◆ WORK REQUIRED
For the material that follows, list every line containing the word "this".

◆ DATASET ENTRIES
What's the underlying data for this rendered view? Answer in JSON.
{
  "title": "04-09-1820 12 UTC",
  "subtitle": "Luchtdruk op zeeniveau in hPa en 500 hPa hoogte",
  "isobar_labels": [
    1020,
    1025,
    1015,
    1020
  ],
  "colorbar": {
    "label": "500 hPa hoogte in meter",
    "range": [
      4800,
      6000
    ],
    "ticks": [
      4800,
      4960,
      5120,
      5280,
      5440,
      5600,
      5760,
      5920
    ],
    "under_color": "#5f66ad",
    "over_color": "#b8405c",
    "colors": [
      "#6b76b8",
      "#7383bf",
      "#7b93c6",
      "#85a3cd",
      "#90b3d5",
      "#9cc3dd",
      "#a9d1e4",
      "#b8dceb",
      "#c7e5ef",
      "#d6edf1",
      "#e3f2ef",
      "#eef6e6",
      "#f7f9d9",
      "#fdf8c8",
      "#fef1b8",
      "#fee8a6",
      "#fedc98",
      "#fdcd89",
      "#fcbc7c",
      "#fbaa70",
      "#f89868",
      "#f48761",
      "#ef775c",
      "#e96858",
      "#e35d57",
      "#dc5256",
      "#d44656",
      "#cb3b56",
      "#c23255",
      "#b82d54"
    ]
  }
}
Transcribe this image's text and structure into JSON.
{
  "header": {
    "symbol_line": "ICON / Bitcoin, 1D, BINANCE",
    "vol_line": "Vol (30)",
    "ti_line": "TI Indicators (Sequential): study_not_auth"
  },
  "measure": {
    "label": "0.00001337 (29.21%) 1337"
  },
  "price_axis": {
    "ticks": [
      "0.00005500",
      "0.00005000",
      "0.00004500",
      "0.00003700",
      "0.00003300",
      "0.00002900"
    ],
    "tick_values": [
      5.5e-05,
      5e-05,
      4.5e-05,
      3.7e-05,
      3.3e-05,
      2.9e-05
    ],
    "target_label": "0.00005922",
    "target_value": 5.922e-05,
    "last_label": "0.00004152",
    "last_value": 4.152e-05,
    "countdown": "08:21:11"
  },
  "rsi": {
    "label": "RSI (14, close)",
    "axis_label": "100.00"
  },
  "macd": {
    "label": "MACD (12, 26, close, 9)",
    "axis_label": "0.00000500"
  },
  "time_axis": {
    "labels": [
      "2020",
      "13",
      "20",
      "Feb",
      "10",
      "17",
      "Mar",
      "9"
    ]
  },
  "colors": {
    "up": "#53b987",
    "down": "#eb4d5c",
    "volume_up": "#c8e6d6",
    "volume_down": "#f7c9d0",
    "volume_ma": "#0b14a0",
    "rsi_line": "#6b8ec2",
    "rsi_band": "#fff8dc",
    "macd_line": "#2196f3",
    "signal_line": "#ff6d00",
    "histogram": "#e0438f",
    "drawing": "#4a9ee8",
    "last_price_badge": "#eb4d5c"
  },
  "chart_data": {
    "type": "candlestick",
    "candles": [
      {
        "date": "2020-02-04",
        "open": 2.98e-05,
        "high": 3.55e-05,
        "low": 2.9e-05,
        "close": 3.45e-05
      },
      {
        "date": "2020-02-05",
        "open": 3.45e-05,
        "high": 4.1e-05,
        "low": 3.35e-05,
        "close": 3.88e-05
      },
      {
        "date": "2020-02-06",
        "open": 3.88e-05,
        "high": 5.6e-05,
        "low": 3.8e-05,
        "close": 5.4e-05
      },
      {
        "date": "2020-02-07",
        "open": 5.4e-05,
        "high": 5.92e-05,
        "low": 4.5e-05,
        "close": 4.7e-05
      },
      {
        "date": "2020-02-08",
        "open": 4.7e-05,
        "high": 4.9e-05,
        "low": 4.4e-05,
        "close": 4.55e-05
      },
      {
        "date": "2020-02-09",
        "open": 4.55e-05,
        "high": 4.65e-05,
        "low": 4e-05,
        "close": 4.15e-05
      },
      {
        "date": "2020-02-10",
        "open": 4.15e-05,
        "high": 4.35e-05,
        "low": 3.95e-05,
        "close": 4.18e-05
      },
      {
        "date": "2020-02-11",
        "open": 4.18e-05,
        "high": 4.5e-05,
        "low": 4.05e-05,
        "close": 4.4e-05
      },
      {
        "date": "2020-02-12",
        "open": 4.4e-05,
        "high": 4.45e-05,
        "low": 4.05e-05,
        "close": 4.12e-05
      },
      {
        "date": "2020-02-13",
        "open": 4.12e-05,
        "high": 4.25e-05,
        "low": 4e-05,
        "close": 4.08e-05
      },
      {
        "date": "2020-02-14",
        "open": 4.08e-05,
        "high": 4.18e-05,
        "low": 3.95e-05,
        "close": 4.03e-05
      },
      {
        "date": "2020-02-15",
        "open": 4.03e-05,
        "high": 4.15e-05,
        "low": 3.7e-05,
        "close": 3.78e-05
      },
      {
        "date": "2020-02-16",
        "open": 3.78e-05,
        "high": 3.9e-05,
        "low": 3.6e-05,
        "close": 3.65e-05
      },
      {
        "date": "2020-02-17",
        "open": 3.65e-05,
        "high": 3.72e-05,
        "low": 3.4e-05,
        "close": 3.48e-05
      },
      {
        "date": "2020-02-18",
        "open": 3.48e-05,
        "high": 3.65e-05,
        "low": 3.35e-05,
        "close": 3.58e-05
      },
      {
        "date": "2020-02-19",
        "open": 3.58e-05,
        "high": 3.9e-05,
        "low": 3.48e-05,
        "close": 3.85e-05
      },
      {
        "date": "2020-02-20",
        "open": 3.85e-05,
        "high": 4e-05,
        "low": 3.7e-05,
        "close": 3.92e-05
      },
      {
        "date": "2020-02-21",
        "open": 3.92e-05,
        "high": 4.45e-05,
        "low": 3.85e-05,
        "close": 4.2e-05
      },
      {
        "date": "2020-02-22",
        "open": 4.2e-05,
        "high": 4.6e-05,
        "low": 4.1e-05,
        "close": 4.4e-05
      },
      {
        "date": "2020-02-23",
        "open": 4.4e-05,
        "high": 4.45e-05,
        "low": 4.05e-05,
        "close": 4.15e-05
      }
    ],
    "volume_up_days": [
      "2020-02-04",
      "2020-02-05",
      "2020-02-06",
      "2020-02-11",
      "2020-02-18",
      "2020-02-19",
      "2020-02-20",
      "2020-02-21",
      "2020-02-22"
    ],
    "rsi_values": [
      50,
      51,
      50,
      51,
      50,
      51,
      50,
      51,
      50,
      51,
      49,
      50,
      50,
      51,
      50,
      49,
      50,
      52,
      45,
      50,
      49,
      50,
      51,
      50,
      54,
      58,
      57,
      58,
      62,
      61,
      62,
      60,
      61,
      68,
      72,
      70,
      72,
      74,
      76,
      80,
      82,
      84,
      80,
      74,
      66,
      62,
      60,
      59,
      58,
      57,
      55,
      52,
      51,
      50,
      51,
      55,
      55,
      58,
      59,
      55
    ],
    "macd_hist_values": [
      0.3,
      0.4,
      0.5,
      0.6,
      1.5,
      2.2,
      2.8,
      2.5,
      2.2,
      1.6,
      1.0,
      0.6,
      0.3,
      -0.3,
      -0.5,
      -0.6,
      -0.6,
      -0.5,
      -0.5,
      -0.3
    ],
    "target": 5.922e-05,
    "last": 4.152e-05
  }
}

◆ CORRECT RESULT
What's the underlying data for this rendered view? Answer in JSON.
Transcribe this image's text and structure into JSON.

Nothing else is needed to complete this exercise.